> GIVEN TASK 1: In the slides on literate programming tools, which two editors are listed under knitr?

........

Automation! Automation! Automation!

Tools

  • WEB (Donald Knuth, Literate Programming)
    • Pascal + LaTeX
  • Noweb (Norman Ramsey)
  • Sweave (Friedrich Leisch and R-core)
    • R + LaTeX
    • extensible, in the sense that you copy 700 lines of code to extend 3 lines
    • cacheSweave, pgfSweave, weaver, …
  • knitr (me and contributors)
  • odfWeave (Max Kuhn, OpenOffice)
  • rapport/pander (Aleksandar Blagotić and Gergely Daróczi, Markdown/Pandoc)
  • slidify (Ramnath Vaidyanathan, knitr/R Markdown)

Tools (cont'd)

  • Org-mode (Emacs)
  • SASweave
  • Python tools
    • IPython
    • Dexy
    • PythonTeX

knitr

  • an R package (install.packages('knitr'))
  • document formats
    • .Rnw (R + LaTeX)
    • .Rmd (R + Markdown)
    • any computing language + any authoring language (in theory)
  • editors
    • RStudio
    • LyX (example later)
  • resources

The knitr book

As an R package

if (!require("knitr")) install.packages("knitr")
library(knitr)

........

> GIVEN TASK 2: Write out the rows below word for word, everything from the first row down to the line containing "file-label-h: h [534,84,574,125]", both included.

........

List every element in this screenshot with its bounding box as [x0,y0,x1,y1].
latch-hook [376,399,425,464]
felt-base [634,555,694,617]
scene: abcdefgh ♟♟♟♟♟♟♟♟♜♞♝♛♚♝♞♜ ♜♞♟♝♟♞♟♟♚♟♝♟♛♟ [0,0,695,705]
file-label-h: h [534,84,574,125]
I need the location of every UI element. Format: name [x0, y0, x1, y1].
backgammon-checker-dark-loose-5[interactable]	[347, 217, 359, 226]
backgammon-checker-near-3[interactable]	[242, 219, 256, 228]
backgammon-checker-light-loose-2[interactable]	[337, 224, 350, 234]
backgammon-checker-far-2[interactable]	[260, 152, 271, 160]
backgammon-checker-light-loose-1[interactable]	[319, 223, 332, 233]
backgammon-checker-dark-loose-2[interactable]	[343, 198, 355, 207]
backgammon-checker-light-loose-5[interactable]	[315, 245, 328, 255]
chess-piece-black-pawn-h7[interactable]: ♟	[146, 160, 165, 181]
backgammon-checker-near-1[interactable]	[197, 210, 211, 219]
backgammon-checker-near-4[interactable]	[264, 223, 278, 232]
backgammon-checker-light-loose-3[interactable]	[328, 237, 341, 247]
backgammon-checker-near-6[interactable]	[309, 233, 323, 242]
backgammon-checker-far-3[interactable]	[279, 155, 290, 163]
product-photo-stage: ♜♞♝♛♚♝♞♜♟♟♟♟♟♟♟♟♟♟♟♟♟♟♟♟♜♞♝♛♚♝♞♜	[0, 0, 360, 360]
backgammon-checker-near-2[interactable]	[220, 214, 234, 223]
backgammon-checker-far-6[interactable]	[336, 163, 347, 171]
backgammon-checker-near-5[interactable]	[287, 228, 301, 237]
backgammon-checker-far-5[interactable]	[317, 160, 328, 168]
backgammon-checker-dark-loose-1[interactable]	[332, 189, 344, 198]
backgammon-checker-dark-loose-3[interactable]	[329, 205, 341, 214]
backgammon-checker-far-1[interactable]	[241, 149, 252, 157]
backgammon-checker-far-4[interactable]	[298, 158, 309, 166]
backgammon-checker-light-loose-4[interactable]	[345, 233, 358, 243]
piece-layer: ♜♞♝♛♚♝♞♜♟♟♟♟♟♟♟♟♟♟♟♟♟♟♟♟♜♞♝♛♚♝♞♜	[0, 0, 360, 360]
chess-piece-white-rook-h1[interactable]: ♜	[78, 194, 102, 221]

........

> WRITTEN REPLY 1: RStudio and LyX.

> WRITTEN REPLY 2:
List every element in this screenshot with its bounding box as [x0,y0,x1,y1].
latch-hook [376,399,425,464]
felt-base [634,555,694,617]
scene: abcdefgh ♟♟♟♟♟♟♟♟♜♞♝♛♚♝♞♜ ♜♞♟♝♟♞♟♟♚♟♝♟♛♟ [0,0,695,705]
file-label-h: h [534,84,574,125]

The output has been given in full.